Required work: Transcribe nothing but the lines from the one with "Read all visible content and emit it as JSON." to the end of the entries, both included, keeping each exact and leaving every picture out.

Record list:

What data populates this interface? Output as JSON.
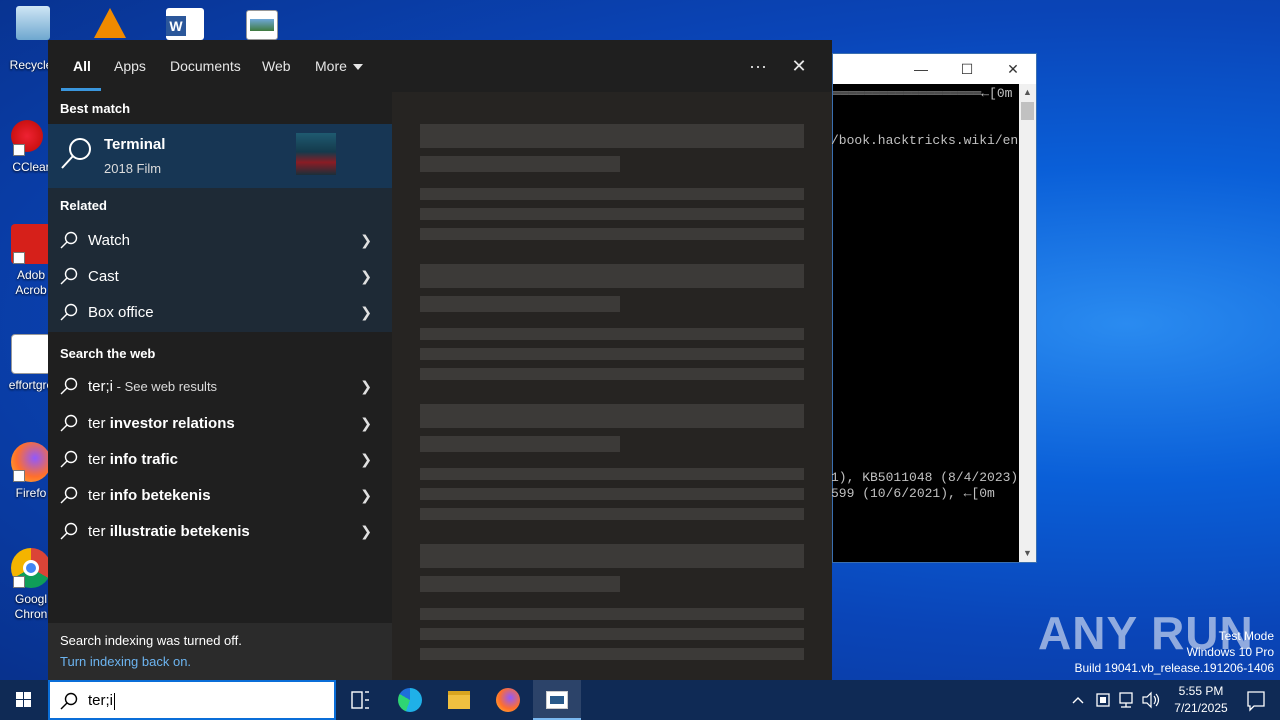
{
  "desktop": {
    "icons": [
      {
        "label": "Recycle"
      },
      {
        "label": "CClear"
      },
      {
        "label": "Adob\nAcrob"
      },
      {
        "label": "effortgre"
      },
      {
        "label": "Firefo"
      },
      {
        "label": "Googl\nChron"
      }
    ]
  },
  "terminal": {
    "lines": [
      "═══════════════════←[0m",
      "/book.hacktricks.wiki/en",
      "1), KB5011048 (8/4/2023)",
      "599 (10/6/2021), ←[0m"
    ]
  },
  "search_panel": {
    "tabs": [
      {
        "label": "All",
        "active": true
      },
      {
        "label": "Apps"
      },
      {
        "label": "Documents"
      },
      {
        "label": "Web"
      },
      {
        "label": "More"
      }
    ],
    "more_options_glyph": "···",
    "close_glyph": "✕",
    "best_match": {
      "heading": "Best match",
      "title": "Terminal",
      "subtitle": "2018 Film"
    },
    "related": {
      "heading": "Related",
      "items": [
        "Watch",
        "Cast",
        "Box office"
      ]
    },
    "web": {
      "heading": "Search the web",
      "first": {
        "query": "ter;i",
        "suffix": " - See web results"
      },
      "suggestions": [
        {
          "prefix": "ter ",
          "bold": "investor relations"
        },
        {
          "prefix": "ter ",
          "bold": "info trafic"
        },
        {
          "prefix": "ter ",
          "bold": "info betekenis"
        },
        {
          "prefix": "ter ",
          "bold": "illustratie betekenis"
        }
      ]
    },
    "indexing": {
      "message": "Search indexing was turned off.",
      "link": "Turn indexing back on."
    }
  },
  "watermark": {
    "brand": "ANY RUN",
    "line1": "Test Mode",
    "line2": "Windows 10 Pro",
    "line3": "Build 19041.vb_release.191206-1406"
  },
  "taskbar": {
    "search_query": "ter;i",
    "clock_time": "5:55 PM",
    "clock_date": "7/21/2025"
  },
  "colors": {
    "accent": "#3a96dd",
    "best_match_bg": "#173654",
    "related_bg": "#1e2a36",
    "panel_bg": "#1f1f1f",
    "link": "#6cb4f0"
  }
}
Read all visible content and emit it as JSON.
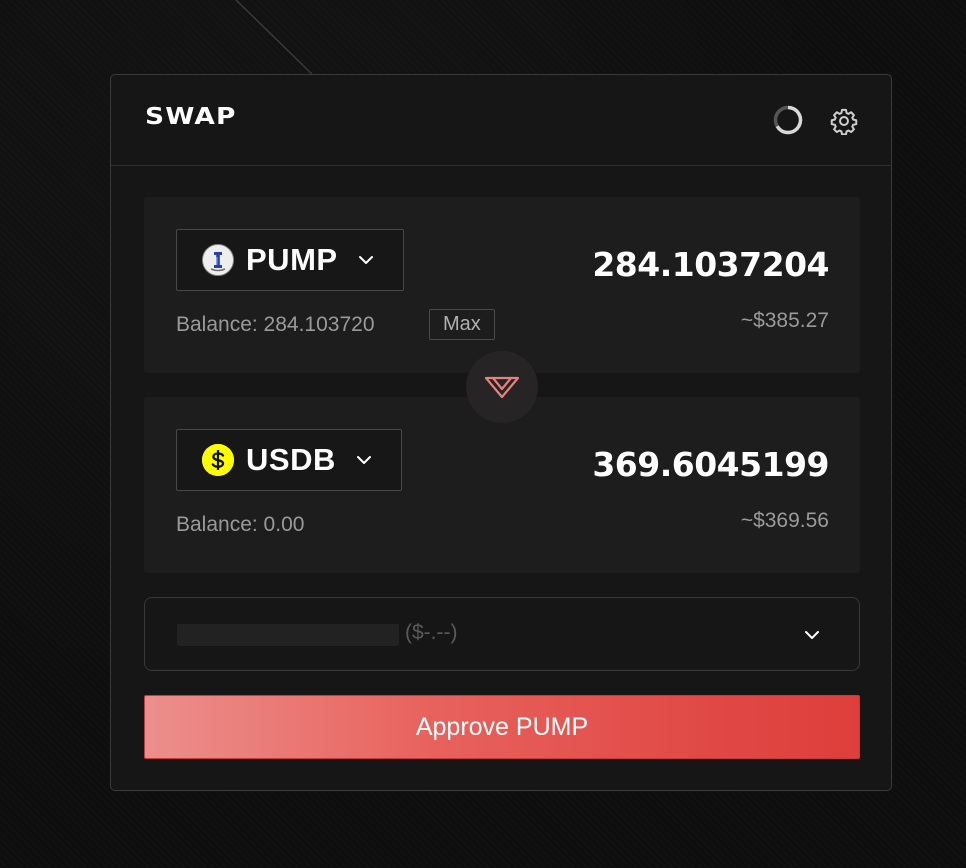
{
  "header": {
    "title": "SWAP",
    "spinner_icon": "loading-spinner-icon",
    "settings_icon": "gear-icon"
  },
  "from": {
    "token": "PUMP",
    "token_icon": "pump-token-icon",
    "balance": "Balance: 284.103720",
    "max_label": "Max",
    "amount": "284.1037204",
    "usd": "~$385.27"
  },
  "to": {
    "token": "USDB",
    "token_icon": "usdb-token-icon",
    "balance": "Balance: 0.00",
    "amount": "369.6045199",
    "usd": "~$369.56"
  },
  "swap_direction_icon": "swap-direction-icon",
  "route": {
    "price": "($-.--)"
  },
  "action": {
    "label": "Approve PUMP"
  },
  "colors": {
    "accent": "#e04845",
    "accent_light": "#ec8f8c",
    "usdb": "#fcfc03",
    "panel": "#161616",
    "card": "#1d1d1d"
  }
}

Task response:
Read all visible content and emit it as JSON.
{
  "header": {
    "title": "SWAP",
    "spinner_icon": "loading-spinner-icon",
    "settings_icon": "gear-icon"
  },
  "from": {
    "token": "PUMP",
    "token_icon": "pump-token-icon",
    "balance": "Balance: 284.103720",
    "max_label": "Max",
    "amount": "284.1037204",
    "usd": "~$385.27"
  },
  "to": {
    "token": "USDB",
    "token_icon": "usdb-token-icon",
    "balance": "Balance: 0.00",
    "amount": "369.6045199",
    "usd": "~$369.56"
  },
  "swap_direction_icon": "swap-direction-icon",
  "route": {
    "price": "($-.--)"
  },
  "action": {
    "label": "Approve PUMP"
  },
  "colors": {
    "accent": "#e04845",
    "accent_light": "#ec8f8c",
    "usdb": "#fcfc03",
    "panel": "#161616",
    "card": "#1d1d1d"
  }
}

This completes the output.